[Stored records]
++++
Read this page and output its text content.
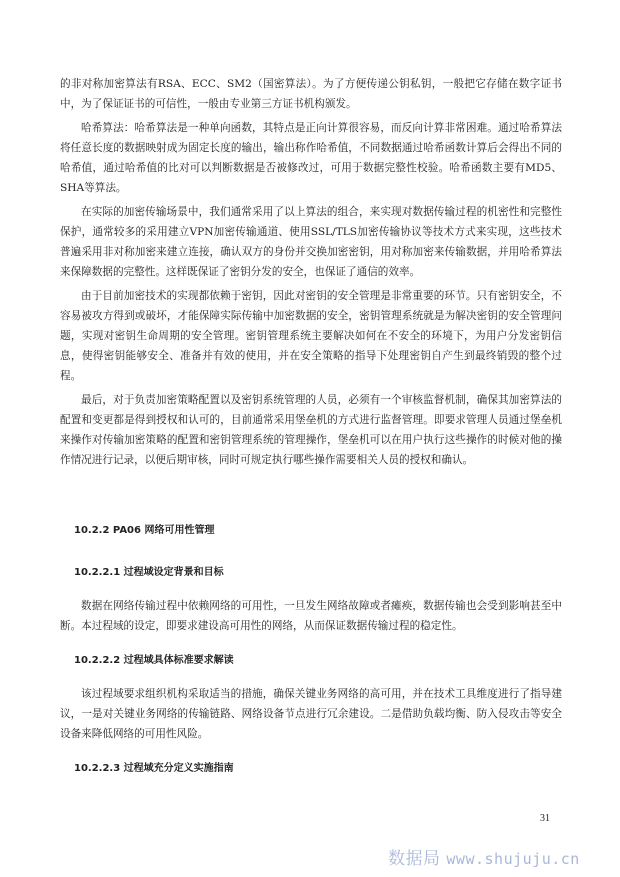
的非对称加密算法有RSA、ECC、SM2（国密算法）。为了方便传递公钥私钥，一般把它存储在数字证书中，为了保证证书的可信性，一般由专业第三方证书机构颁发。

哈希算法：哈希算法是一种单向函数，其特点是正向计算很容易，而反向计算非常困难。通过哈希算法将任意长度的数据映射成为固定长度的输出，输出称作哈希值，不同数据通过哈希函数计算后会得出不同的哈希值，通过哈希值的比对可以判断数据是否被修改过，可用于数据完整性校验。哈希函数主要有MD5、SHA等算法。

在实际的加密传输场景中，我们通常采用了以上算法的组合，来实现对数据传输过程的机密性和完整性保护，通常较多的采用建立VPN加密传输通道、使用SSL/TLS加密传输协议等技术方式来实现，这些技术普遍采用非对称加密来建立连接，确认双方的身份并交换加密密钥，用对称加密来传输数据，并用哈希算法来保障数据的完整性。这样既保证了密钥分发的安全，也保证了通信的效率。

由于目前加密技术的实现都依赖于密钥，因此对密钥的安全管理是非常重要的环节。只有密钥安全，不容易被攻方得到或破坏，才能保障实际传输中加密数据的安全，密钥管理系统就是为解决密钥的安全管理问题，实现对密钥生命周期的安全管理。密钥管理系统主要解决如何在不安全的环境下，为用户分发密钥信息，使得密钥能够安全、准备并有效的使用，并在安全策略的指导下处理密钥自产生到最终销毁的整个过程。

最后，对于负责加密策略配置以及密钥系统管理的人员，必须有一个审核监督机制，确保其加密算法的配置和变更都是得到授权和认可的，目前通常采用堡垒机的方式进行监督管理。即要求管理人员通过堡垒机来操作对传输加密策略的配置和密钥管理系统的管理操作，堡垒机可以在用户执行这些操作的时候对他的操作情况进行记录，以便后期审核，同时可规定执行哪些操作需要相关人员的授权和确认。

10.2.2 PA06 网络可用性管理
10.2.2.1 过程域设定背景和目标

数据在网络传输过程中依赖网络的可用性，一旦发生网络故障或者瘫痪，数据传输也会受到影响甚至中断。本过程域的设定，即要求建设高可用性的网络，从而保证数据传输过程的稳定性。

10.2.2.2 过程域具体标准要求解读

该过程域要求组织机构采取适当的措施，确保关键业务网络的高可用，并在技术工具维度进行了指导建议，一是对关键业务网络的传输链路、网络设备节点进行冗余建设。二是借助负载均衡、防入侵攻击等安全设备来降低网络的可用性风险。

10.2.2.3 过程域充分定义实施指南
31
数据局 www.shujuju.cn
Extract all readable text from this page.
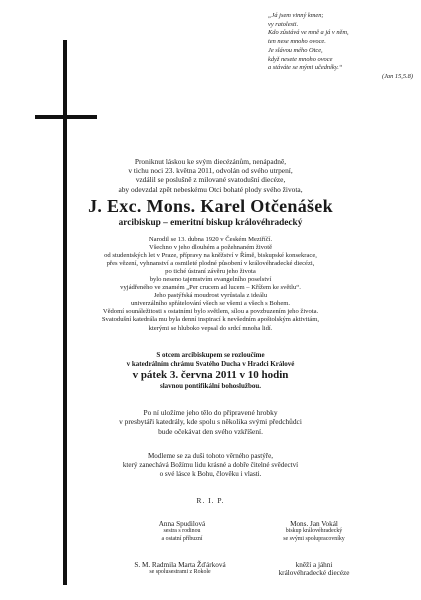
„Já jsem vinný kmen;
vy ratolesti.
Kdo zůstává ve mně a já v něm,
ten nese mnoho ovoce.
Je slávou mého Otce,
když nesete mnoho ovoce
a stáváte se mými učedníky.“
(Jan 15,5.8)
Proniknut láskou ke svým diecézánům, nenápadně,
v tichu noci 23. května 2011, odvolán od svého utrpení,
vzdálil se poslušně z milované svatodušní diecéze,
aby odevzdal zpět nebeskému Otci bohaté plody svého života,
J. Exc. Mons. Karel Otčenášek
arcibiskup – emeritní biskup královéhradecký
Narodil se 13. dubna 1920 v Českém Meziříčí.
Všechno v jeho dlouhém a požehnaném životě
od studentských let v Praze, přípravy na kněžství v Římě, biskupské konsekrace,
přes vězení, vyhnanství a osmileté plodné působení v královéhradecké diecézi,
po tiché ústraní závěru jeho života
bylo neseno tajemstvím evangelního poselství
vyjádřeného ve znamém „Per crucem ad lucem – Křížem ke světlu“.
Jeho pastýřská moudrost vyrůstala z ideálu
univerzálního spřátelování všech se všemi a všech s Bohem.
Vědomí sounáležitosti s ostatními bylo světlem, sílou a povzbuzením jeho života.
Svatodušní katedrála mu byla denní inspirací k nevšedním apoštolským aktivitám,
kterými se hluboko vepsal do srdcí mnoha lidí.
S otcem arcibiskupem se rozloučíme
v katedrálním chrámu Svatého Ducha v Hradci Králové
v pátek 3. června 2011 v 10 hodin
slavnou pontifikální bohoslužbou.
Po ní uložíme jeho tělo do připravené hrobky
v presbytáři katedrály, kde spolu s několika svými předchůdci
bude očekávat den svého vzkříšení.
Modleme se za duši tohoto věrného pastýře,
který zanechává Božímu lidu krásné a dobře čitelné svědectví
o své lásce k Bohu, člověku i vlasti.
R. I. P.
Anna Spudilová
sestra s rodinou
a ostatní příbuzní
Mons. Jan Vokál
biskup královéhradecký
se svými spolupracovníky
S. M. Radmila Marta Žďárková
se spolusestrami z Rokole
kněží a jáhni
královéhradecké diecéze
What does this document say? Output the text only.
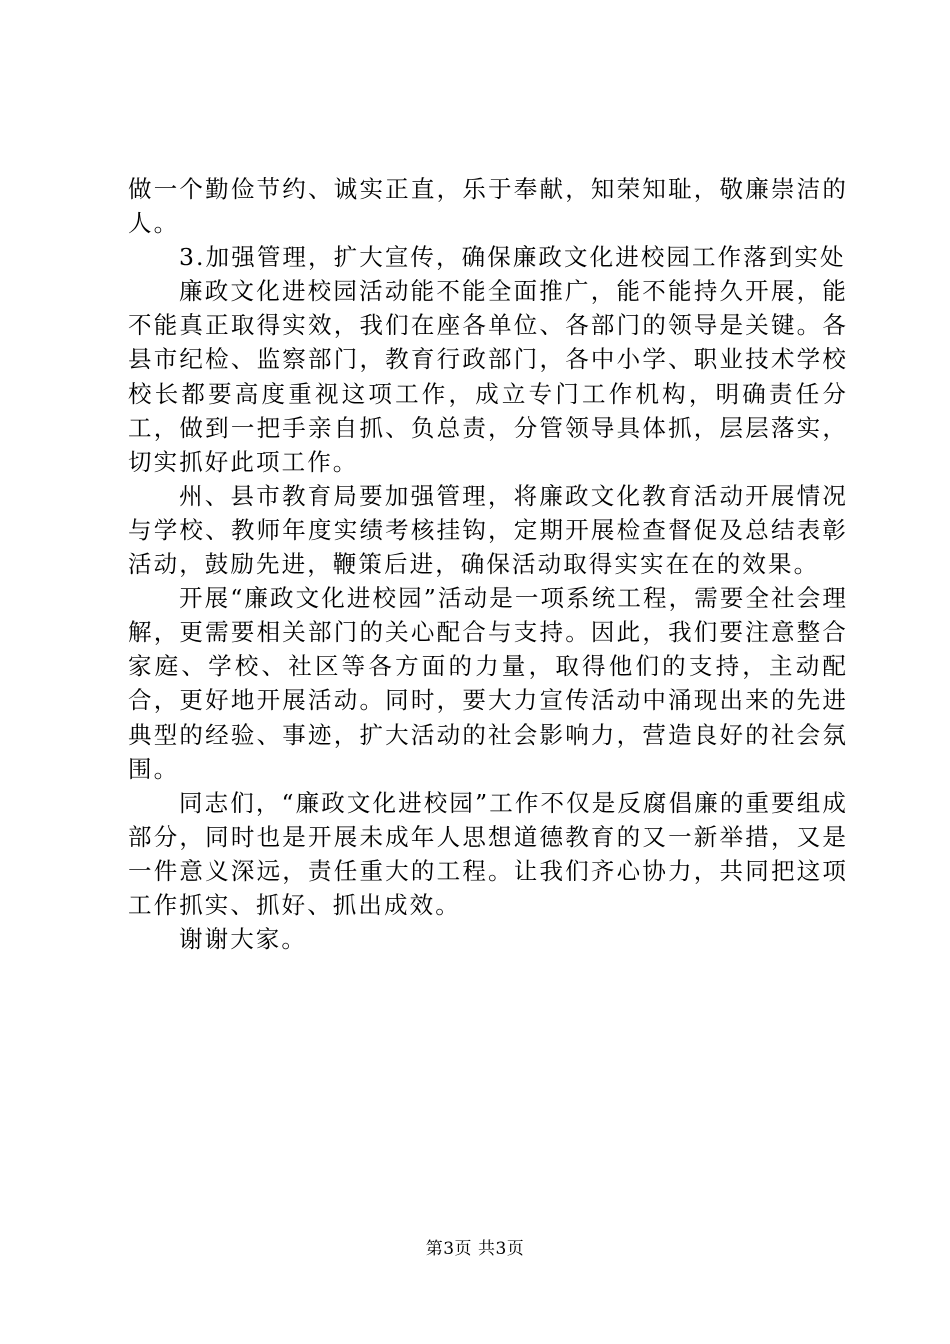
做一个勤俭节约、诚实正直，乐于奉献，知荣知耻，敬廉崇洁的人。

3.加强管理，扩大宣传，确保廉政文化进校园工作落到实处

廉政文化进校园活动能不能全面推广，能不能持久开展，能不能真正取得实效，我们在座各单位、各部门的领导是关键。各县市纪检、监察部门，教育行政部门，各中小学、职业技术学校校长都要高度重视这项工作，成立专门工作机构，明确责任分工，做到一把手亲自抓、负总责，分管领导具体抓，层层落实，切实抓好此项工作。

州、县市教育局要加强管理，将廉政文化教育活动开展情况与学校、教师年度实绩考核挂钩，定期开展检查督促及总结表彰活动，鼓励先进，鞭策后进，确保活动取得实实在在的效果。

开展“廉政文化进校园”活动是一项系统工程，需要全社会理解，更需要相关部门的关心配合与支持。因此，我们要注意整合家庭、学校、社区等各方面的力量，取得他们的支持，主动配合，更好地开展活动。同时，要大力宣传活动中涌现出来的先进典型的经验、事迹，扩大活动的社会影响力，营造良好的社会氛围。

同志们，“廉政文化进校园”工作不仅是反腐倡廉的重要组成部分，同时也是开展未成年人思想道德教育的又一新举措，又是一件意义深远，责任重大的工程。让我们齐心协力，共同把这项工作抓实、抓好、抓出成效。

谢谢大家。

第3页 共3页
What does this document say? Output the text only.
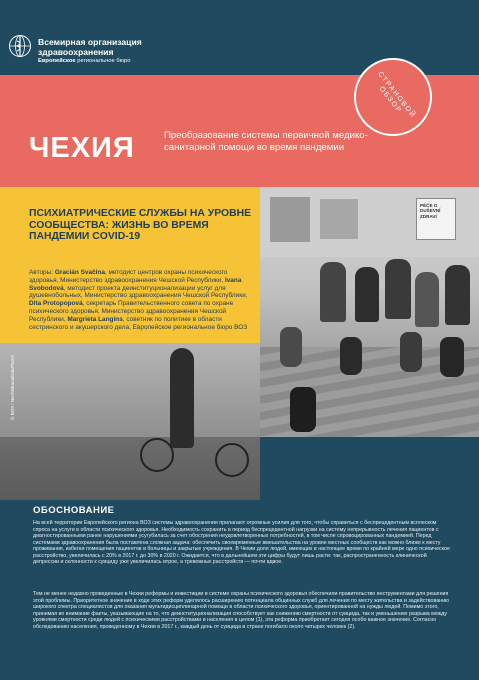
Всемирная организация
здравоохранения
Европейское региональное бюро
ЧЕХИЯ	Преобразование системы первичной медико-санитарной помощи во время пандемии
СТРАНОВОЙ ОБЗОР
ПСИХИАТРИЧЕСКИЕ СЛУЖБЫ НА УРОВНЕ СООБЩЕСТВА: ЖИЗНЬ ВО ВРЕМЯ ПАНДЕМИИ COVID-19
Авторы: Gracián Svačina, методист центров охраны психического здоровья, Министерство здравоохранения Чешской Республики, Ivana Svobodová, методист проекта деинституционализации услуг для душевнобольных, Министерство здравоохранения Чешской Республики, Dita Protopopová, секретарь Правительственного совета по охране психического здоровья, Министерство здравоохранения Чешской Республики, Margrieta Langins, советник по политике в области сестринского и акушерского дела, Европейское региональное бюро ВОЗ
PÉČE O DUŠEVNÍ ZDRAVÍ
© ВОЗ / Nechlebova/EduPharm
ОБОСНОВАНИЕ
На всей территории Европейского региона ВОЗ системы здравоохранения прилагают огромные усилия для того, чтобы справиться с беспрецедентным всплеском спроса на услуги в области психического здоровья. Необходимость сохранить в период беспрецедентной нагрузки на систему непрерывность лечения пациентов с диагностированными ранее нарушениями усугубилась за счет обострения неудовлетворенных потребностей, в том числе спровоцированных пандемией. Перед системами здравоохранения была поставлена сложная задача: обеспечить своевременные вмешательства на уровне местных сообществ как можно ближе к месту проживания, избегая помещения пациентов в больницы и закрытые учреждения. В Чехии доля людей, имеющих в настоящее время по крайней мере одно психическое расстройство, увеличилась с 20% в 2017 г. до 30% в 2020 г. Ожидается, что в дальнейшем эти цифры будут лишь расти: так, распространенность клинической депрессии и склонности к суициду уже увеличилась втрое, а тревожных расстройств — почти вдвое.
Тем не менее недавно проведенные в Чехии реформы и инвестиции в системе охраны психического здоровья обеспечили правительство инструментами для решения этой проблемы. Приоритетное значение в ходе этих реформ уделялось расширению потенциала общинных служб для лечения по месту жительства и задействованию широкого спектра специалистов для оказания мультидисциплинарной помощи в области психического здоровья, ориентированной на нужды людей. Помимо этого, принимая во внимание факты, указывающие на то, что деинституционализация способствует как снижению смертности от суицида, так и уменьшению разрыва между уровнями смертности среди людей с психическими расстройствами и населения в целом (1), эта реформа приобретает сегодня особо важное значение. Согласно обследованию населения, проведенному в Чехии в 2017 г., каждый день от суицида в стране погибало около четырех человек (2).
++++
◆ Goal:
Tally the lines in the records above that contain the word "Европейское", and give only that number.

◆ Solution for this task:
2